SHORT PROBLEM> Below are entries; tally how many lines hold the string "только" and answer with only that figure.

[Collected data entries]
↓
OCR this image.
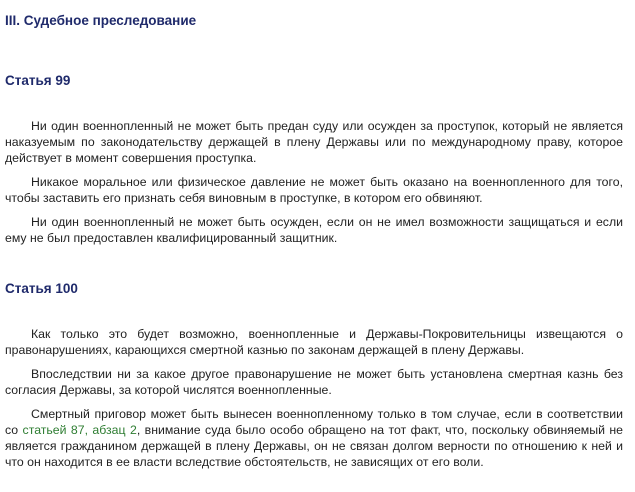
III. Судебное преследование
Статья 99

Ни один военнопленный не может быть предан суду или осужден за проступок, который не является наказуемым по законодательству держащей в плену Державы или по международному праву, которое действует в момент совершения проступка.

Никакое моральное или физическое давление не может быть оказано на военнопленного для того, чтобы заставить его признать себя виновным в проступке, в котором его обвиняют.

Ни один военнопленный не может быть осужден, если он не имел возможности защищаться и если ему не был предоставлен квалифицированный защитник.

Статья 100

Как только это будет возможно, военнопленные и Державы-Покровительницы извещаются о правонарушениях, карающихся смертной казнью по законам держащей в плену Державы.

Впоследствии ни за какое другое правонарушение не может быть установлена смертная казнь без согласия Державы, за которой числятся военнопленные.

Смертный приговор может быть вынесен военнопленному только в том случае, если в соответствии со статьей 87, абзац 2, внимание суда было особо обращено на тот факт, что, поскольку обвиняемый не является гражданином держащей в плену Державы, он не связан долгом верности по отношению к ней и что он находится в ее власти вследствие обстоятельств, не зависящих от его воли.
↑
↓
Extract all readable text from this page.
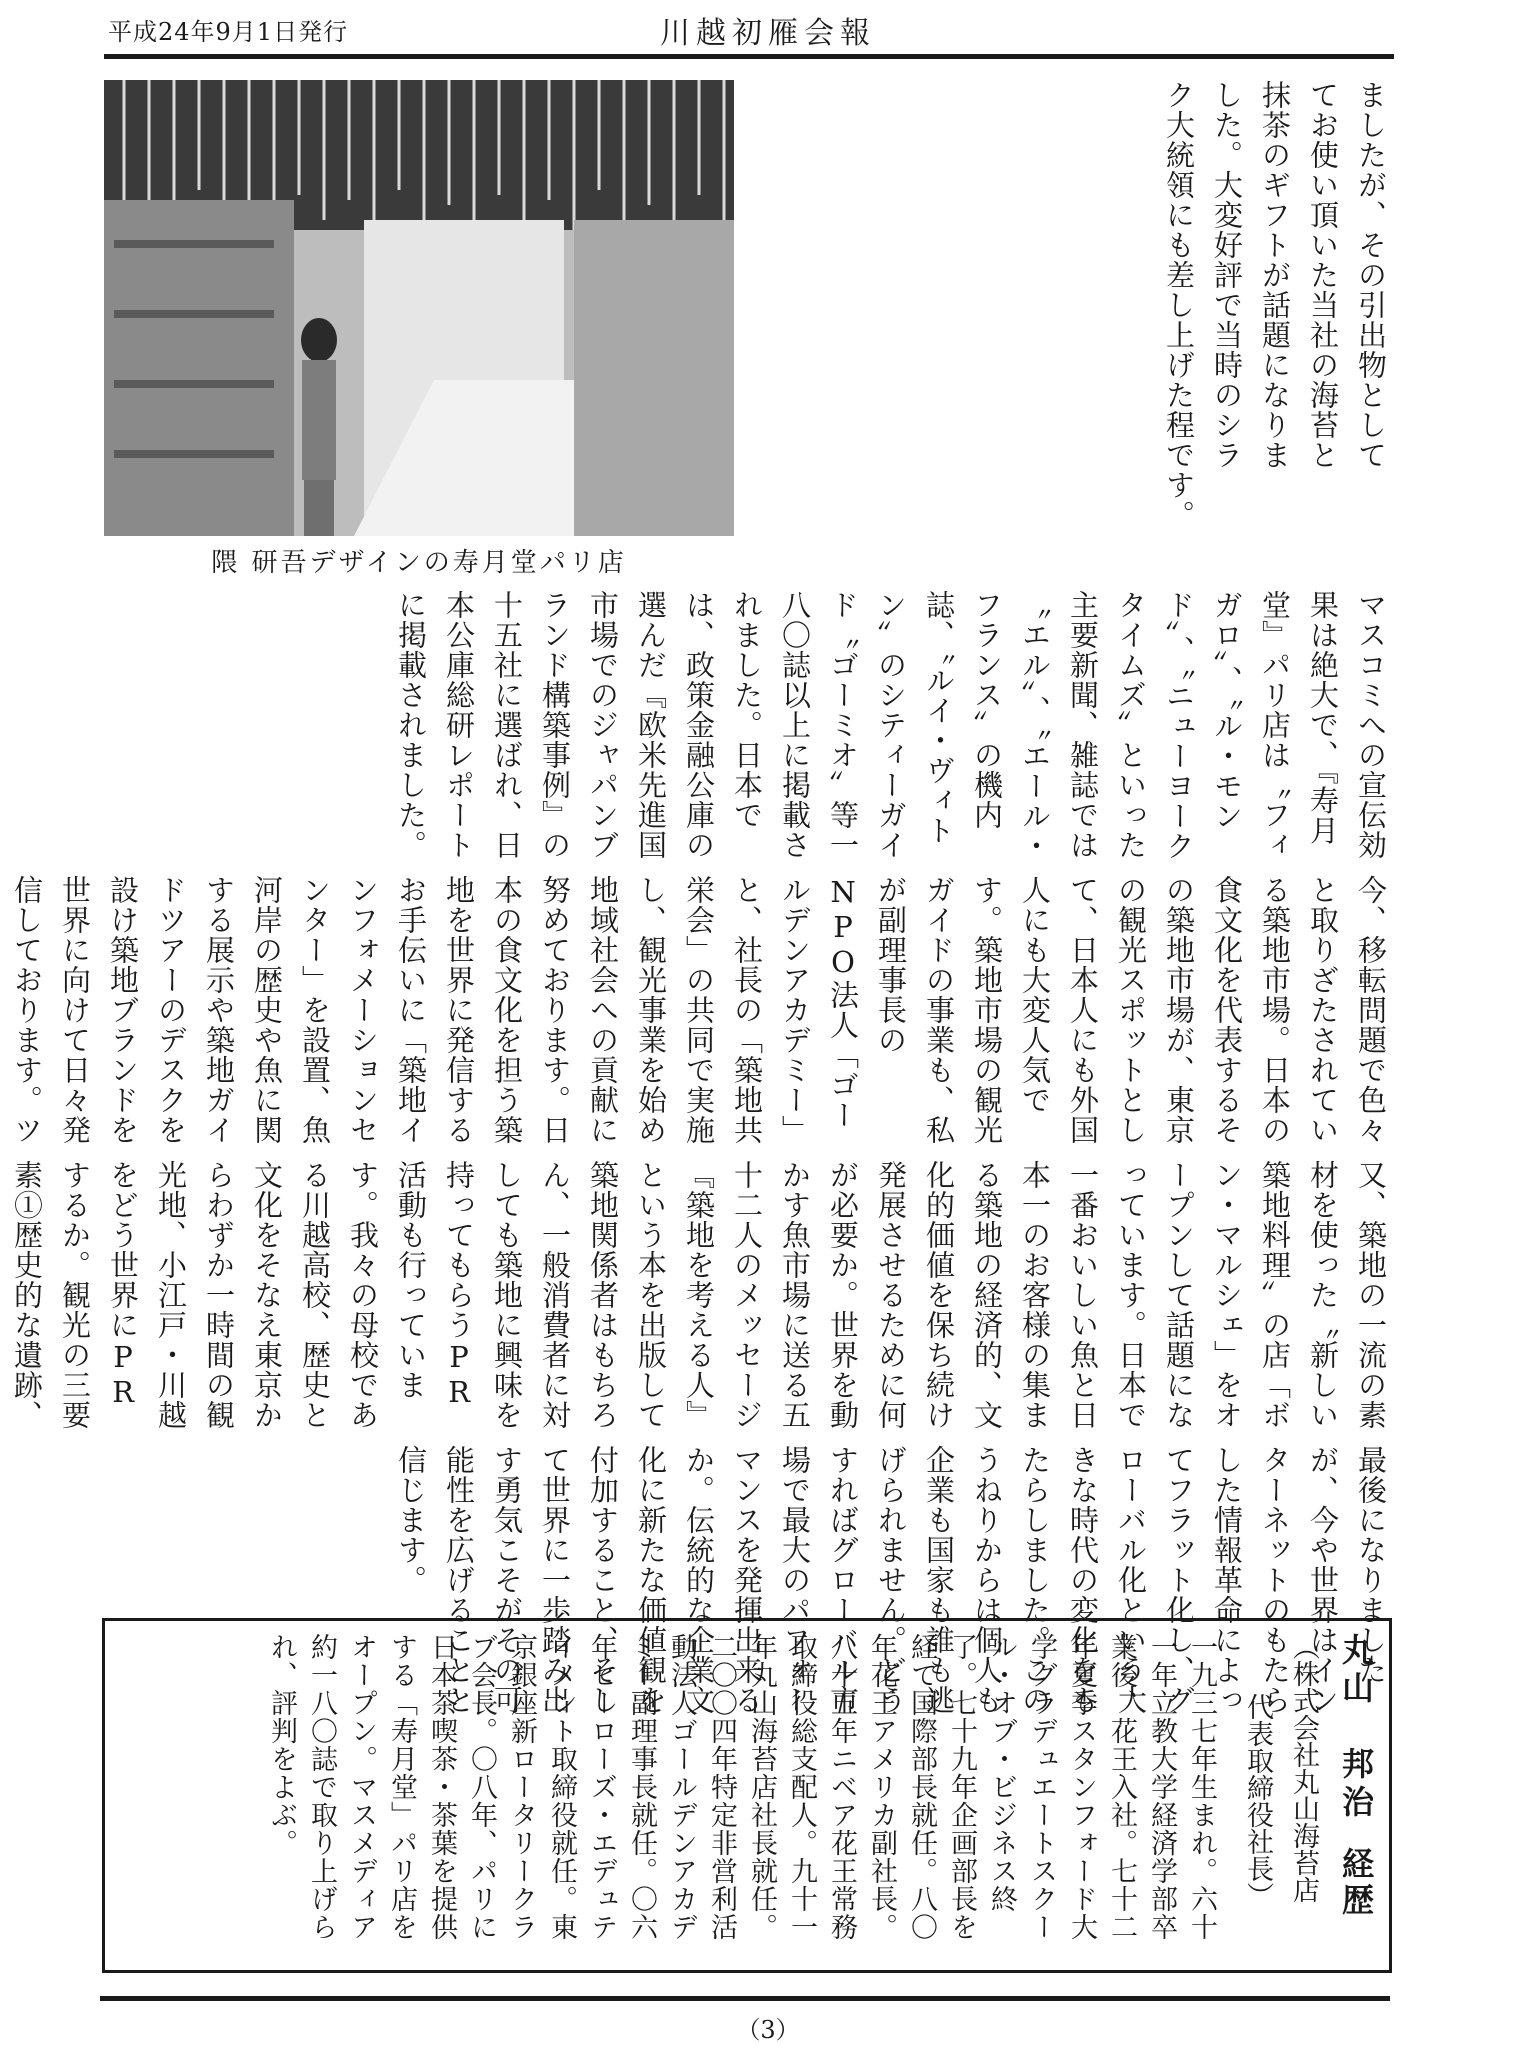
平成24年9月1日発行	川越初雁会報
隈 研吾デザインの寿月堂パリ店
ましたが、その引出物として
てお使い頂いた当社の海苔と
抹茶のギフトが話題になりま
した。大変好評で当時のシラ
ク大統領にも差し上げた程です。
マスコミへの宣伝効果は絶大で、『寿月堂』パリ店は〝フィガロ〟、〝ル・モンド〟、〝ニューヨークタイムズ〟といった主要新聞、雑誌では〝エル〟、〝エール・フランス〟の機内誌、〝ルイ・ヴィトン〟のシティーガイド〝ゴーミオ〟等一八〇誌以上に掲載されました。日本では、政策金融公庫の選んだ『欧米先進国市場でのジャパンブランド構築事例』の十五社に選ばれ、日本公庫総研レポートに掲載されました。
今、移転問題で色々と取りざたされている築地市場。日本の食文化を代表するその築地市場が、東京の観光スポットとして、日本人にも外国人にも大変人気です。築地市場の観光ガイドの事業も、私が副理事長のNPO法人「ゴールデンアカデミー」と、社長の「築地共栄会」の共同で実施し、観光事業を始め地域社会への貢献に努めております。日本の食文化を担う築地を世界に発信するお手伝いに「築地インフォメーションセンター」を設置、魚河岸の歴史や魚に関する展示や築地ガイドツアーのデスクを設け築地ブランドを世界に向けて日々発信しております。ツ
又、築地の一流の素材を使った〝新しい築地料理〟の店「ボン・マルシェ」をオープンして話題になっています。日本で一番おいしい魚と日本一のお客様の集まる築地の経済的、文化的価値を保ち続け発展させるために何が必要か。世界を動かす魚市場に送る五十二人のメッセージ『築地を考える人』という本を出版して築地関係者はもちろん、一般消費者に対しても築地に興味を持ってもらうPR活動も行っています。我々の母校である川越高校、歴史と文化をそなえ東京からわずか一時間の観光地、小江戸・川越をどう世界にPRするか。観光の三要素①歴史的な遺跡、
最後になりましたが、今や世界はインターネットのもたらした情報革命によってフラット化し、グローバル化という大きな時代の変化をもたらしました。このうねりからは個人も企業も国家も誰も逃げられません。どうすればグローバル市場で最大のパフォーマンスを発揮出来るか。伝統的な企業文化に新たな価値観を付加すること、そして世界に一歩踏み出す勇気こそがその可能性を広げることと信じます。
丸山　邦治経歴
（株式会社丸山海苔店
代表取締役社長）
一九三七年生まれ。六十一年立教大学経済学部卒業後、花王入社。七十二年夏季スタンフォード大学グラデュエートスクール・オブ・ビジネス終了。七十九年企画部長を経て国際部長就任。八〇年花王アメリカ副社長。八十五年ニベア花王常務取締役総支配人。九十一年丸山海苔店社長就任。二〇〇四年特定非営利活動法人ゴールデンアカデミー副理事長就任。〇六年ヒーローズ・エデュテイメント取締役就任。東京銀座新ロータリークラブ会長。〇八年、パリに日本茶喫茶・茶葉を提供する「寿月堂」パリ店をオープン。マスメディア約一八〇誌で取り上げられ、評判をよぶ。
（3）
↑
RESPONSE> 2